● **TASK BRIEF**
Images appear in the records below; leave them out and repeat everything else exactly.

○ ○ ○ ○ ○

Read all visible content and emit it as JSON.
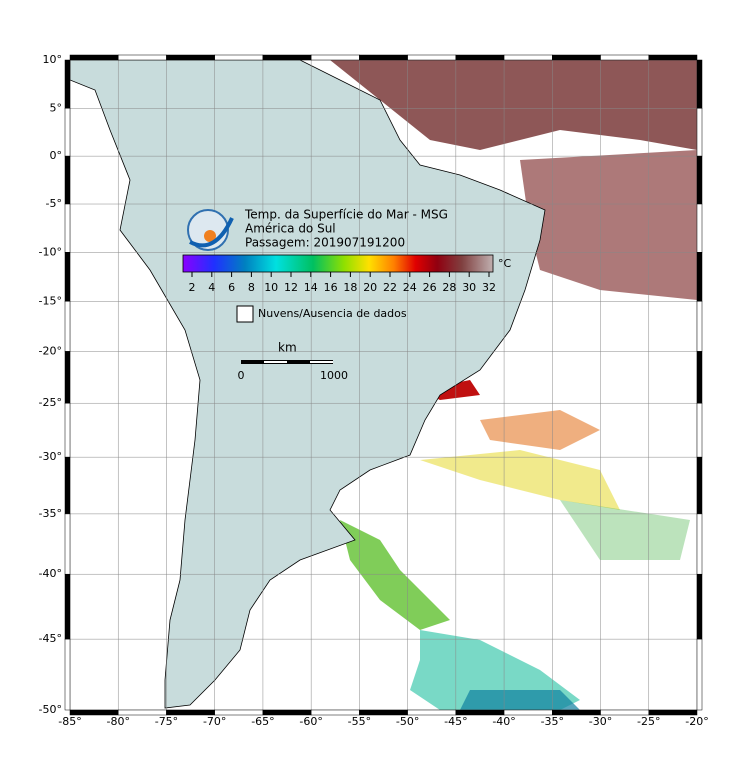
{
  "map": {
    "title": "Temp. da Superfície do Mar - MSG",
    "region": "América do Sul",
    "pass": "Passagem: 201907191200",
    "lon_ticks": [
      {
        "value": -85,
        "label": "-85°"
      },
      {
        "value": -80,
        "label": "-80°"
      },
      {
        "value": -75,
        "label": "-75°"
      },
      {
        "value": -70,
        "label": "-70°"
      },
      {
        "value": -65,
        "label": "-65°"
      },
      {
        "value": -60,
        "label": "-60°"
      },
      {
        "value": -55,
        "label": "-55°"
      },
      {
        "value": -50,
        "label": "-50°"
      },
      {
        "value": -45,
        "label": "-45°"
      },
      {
        "value": -40,
        "label": "-40°"
      },
      {
        "value": -35,
        "label": "-35°"
      },
      {
        "value": -30,
        "label": "-30°"
      },
      {
        "value": -25,
        "label": "-25°"
      },
      {
        "value": -20,
        "label": "-20°"
      }
    ],
    "lat_ticks": [
      {
        "value": 10,
        "label": "10°"
      },
      {
        "value": 5,
        "label": "5°"
      },
      {
        "value": 0,
        "label": "0°"
      },
      {
        "value": -5,
        "label": "-5°"
      },
      {
        "value": -10,
        "label": "-10°"
      },
      {
        "value": -15,
        "label": "-15°"
      },
      {
        "value": -20,
        "label": "-20°"
      },
      {
        "value": -25,
        "label": "-25°"
      },
      {
        "value": -30,
        "label": "-30°"
      },
      {
        "value": -35,
        "label": "-35°"
      },
      {
        "value": -40,
        "label": "-40°"
      },
      {
        "value": -45,
        "label": "-45°"
      },
      {
        "value": -50,
        "label": "-50°"
      }
    ],
    "colorbar": {
      "ticks": [
        2,
        4,
        6,
        8,
        10,
        12,
        14,
        16,
        18,
        20,
        22,
        24,
        26,
        28,
        30,
        32
      ],
      "unit": "°C"
    },
    "legend": "Nuvens/Ausencia de dados",
    "scalebar": {
      "unit": "km",
      "start": 0,
      "end": 1000
    }
  }
}
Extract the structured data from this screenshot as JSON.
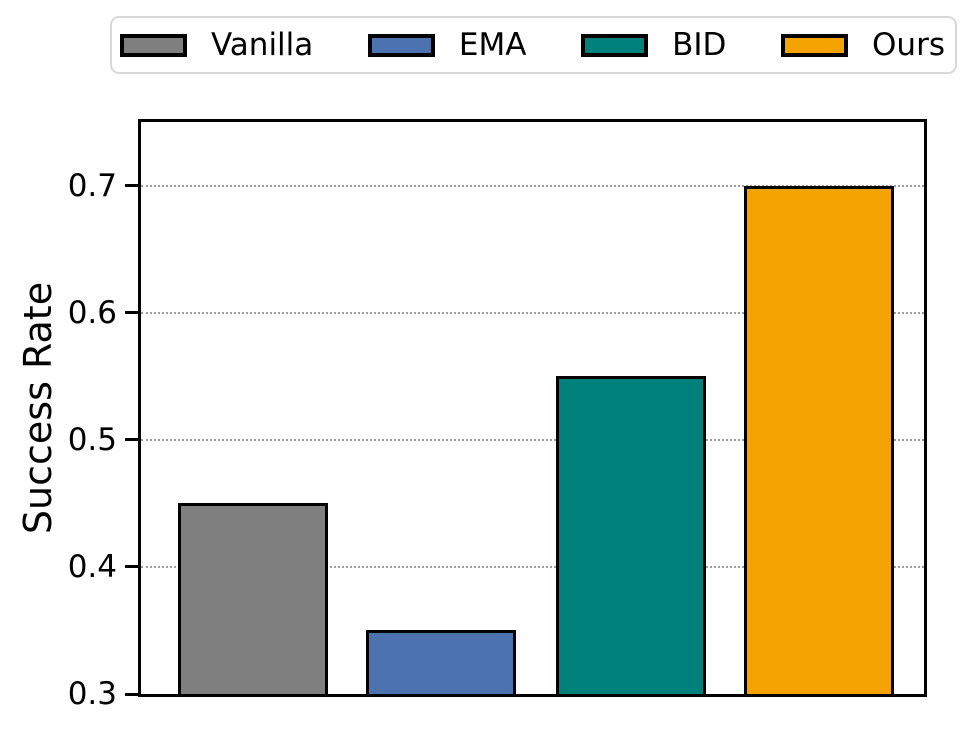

○ ○ ○ ○ ○

● **COMPLETED TASK**
Read all visible content and emit it as JSON.
{
  "map": {
    "title": "Temp. da Superfície do Mar - MSG",
    "region": "América do Sul",
    "pass": "Passagem: 201907191200",
    "lon_ticks": [
      {
        "value": -85,
        "label": "-85°"
      },
      {
        "value": -80,
        "label": "-80°"
      },
      {
        "value": -75,
        "label": "-75°"
      },
      {
        "value": -70,
        "label": "-70°"
      },
      {
        "value": -65,
        "label": "-65°"
      },
      {
        "value": -60,
        "label": "-60°"
      },
      {
        "value": -55,
        "label": "-55°"
      },
      {
        "value": -50,
        "label": "-50°"
      },
      {
        "value": -45,
        "label": "-45°"
      },
      {
        "value": -40,
        "label": "-40°"
      },
      {
        "value": -35,
        "label": "-35°"
      },
      {
        "value": -30,
        "label": "-30°"
      },
      {
        "value": -25,
        "label": "-25°"
      },
      {
        "value": -20,
        "label": "-20°"
      }
    ],
    "lat_ticks": [
      {
        "value": 10,
        "label": "10°"
      },
      {
        "value": 5,
        "label": "5°"
      },
      {
        "value": 0,
        "label": "0°"
      },
      {
        "value": -5,
        "label": "-5°"
      },
      {
        "value": -10,
        "label": "-10°"
      },
      {
        "value": -15,
        "label": "-15°"
      },
      {
        "value": -20,
        "label": "-20°"
      },
      {
        "value": -25,
        "label": "-25°"
      },
      {
        "value": -30,
        "label": "-30°"
      },
      {
        "value": -35,
        "label": "-35°"
      },
      {
        "value": -40,
        "label": "-40°"
      },
      {
        "value": -45,
        "label": "-45°"
      },
      {
        "value": -50,
        "label": "-50°"
      }
    ],
    "colorbar": {
      "ticks": [
        2,
        4,
        6,
        8,
        10,
        12,
        14,
        16,
        18,
        20,
        22,
        24,
        26,
        28,
        30,
        32
      ],
      "unit": "°C"
    },
    "legend": "Nuvens/Ausencia de dados",
    "scalebar": {
      "unit": "km",
      "start": 0,
      "end": 1000
    }
  }
}
Extract the structured data from this screenshot as JSON.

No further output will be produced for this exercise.